#### [What is asked]
Count up the lines in the following listing that hold the word "正月初六", then give only that count.

--- START The data ---

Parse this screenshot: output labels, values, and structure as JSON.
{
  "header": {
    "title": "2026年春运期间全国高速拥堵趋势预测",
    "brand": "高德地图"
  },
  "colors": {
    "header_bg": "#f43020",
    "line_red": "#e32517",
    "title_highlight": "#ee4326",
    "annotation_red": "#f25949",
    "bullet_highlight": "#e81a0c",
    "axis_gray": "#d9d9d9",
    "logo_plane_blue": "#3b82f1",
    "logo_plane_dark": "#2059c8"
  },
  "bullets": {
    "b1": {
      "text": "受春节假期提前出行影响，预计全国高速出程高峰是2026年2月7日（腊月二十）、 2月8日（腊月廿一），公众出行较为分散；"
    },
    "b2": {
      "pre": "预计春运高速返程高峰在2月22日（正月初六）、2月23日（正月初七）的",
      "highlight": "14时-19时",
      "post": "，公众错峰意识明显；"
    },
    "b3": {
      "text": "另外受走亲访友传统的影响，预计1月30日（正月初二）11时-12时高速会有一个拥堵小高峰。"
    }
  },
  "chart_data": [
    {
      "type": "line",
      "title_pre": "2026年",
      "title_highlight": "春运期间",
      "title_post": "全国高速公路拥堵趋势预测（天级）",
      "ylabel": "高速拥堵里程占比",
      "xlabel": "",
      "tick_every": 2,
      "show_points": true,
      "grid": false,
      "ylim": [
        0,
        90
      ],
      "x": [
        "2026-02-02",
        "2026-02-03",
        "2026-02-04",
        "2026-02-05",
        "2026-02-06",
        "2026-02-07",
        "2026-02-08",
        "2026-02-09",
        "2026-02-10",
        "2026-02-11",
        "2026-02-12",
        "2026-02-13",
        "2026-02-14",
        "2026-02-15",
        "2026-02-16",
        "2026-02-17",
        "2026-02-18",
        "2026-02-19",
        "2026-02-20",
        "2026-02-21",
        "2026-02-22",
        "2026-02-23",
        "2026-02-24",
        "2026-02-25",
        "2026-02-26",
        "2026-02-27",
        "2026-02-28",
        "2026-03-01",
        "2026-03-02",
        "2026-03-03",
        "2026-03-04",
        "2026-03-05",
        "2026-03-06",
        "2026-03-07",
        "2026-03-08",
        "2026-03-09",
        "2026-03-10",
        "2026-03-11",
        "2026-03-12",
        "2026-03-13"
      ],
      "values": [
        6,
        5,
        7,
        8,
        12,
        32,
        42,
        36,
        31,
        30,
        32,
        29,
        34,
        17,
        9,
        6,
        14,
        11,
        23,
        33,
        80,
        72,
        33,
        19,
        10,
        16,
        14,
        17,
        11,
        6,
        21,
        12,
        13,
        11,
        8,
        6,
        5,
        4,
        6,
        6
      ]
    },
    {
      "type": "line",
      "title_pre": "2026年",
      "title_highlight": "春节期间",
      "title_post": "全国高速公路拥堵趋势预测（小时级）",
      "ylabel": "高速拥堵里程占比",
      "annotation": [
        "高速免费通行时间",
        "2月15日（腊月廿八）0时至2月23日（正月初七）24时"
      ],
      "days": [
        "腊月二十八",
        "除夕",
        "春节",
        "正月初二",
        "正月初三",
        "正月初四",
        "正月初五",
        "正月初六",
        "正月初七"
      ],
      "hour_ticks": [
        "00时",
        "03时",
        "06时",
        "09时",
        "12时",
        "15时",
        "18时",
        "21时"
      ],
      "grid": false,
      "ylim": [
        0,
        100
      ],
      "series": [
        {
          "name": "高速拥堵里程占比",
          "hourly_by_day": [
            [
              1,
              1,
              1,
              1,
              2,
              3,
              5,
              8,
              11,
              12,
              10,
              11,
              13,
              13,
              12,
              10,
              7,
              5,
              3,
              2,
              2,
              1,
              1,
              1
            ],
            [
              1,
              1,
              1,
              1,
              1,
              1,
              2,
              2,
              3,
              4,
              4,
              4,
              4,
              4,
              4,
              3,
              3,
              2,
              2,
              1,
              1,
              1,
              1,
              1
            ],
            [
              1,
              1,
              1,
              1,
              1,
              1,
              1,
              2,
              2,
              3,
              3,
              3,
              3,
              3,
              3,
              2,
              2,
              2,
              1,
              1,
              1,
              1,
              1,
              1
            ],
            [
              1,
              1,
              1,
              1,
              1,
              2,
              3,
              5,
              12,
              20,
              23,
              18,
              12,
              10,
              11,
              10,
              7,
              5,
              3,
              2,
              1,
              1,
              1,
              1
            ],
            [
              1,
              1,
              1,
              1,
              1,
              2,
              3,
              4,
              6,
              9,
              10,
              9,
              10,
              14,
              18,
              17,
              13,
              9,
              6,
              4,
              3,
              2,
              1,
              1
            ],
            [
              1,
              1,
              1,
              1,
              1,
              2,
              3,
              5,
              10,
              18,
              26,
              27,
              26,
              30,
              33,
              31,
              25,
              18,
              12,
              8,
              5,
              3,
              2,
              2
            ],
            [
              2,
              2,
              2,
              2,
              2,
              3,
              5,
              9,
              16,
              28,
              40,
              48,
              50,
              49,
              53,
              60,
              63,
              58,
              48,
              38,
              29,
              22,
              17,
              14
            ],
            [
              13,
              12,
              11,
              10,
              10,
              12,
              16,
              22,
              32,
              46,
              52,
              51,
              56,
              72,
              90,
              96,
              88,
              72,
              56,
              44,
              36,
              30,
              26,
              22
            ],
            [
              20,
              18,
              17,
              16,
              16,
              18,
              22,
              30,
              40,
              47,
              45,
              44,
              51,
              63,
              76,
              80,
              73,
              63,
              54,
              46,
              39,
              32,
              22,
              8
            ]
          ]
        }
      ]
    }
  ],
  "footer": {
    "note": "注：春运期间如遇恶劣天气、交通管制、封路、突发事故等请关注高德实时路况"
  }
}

--- END The data ---

#### [Answer in full]
2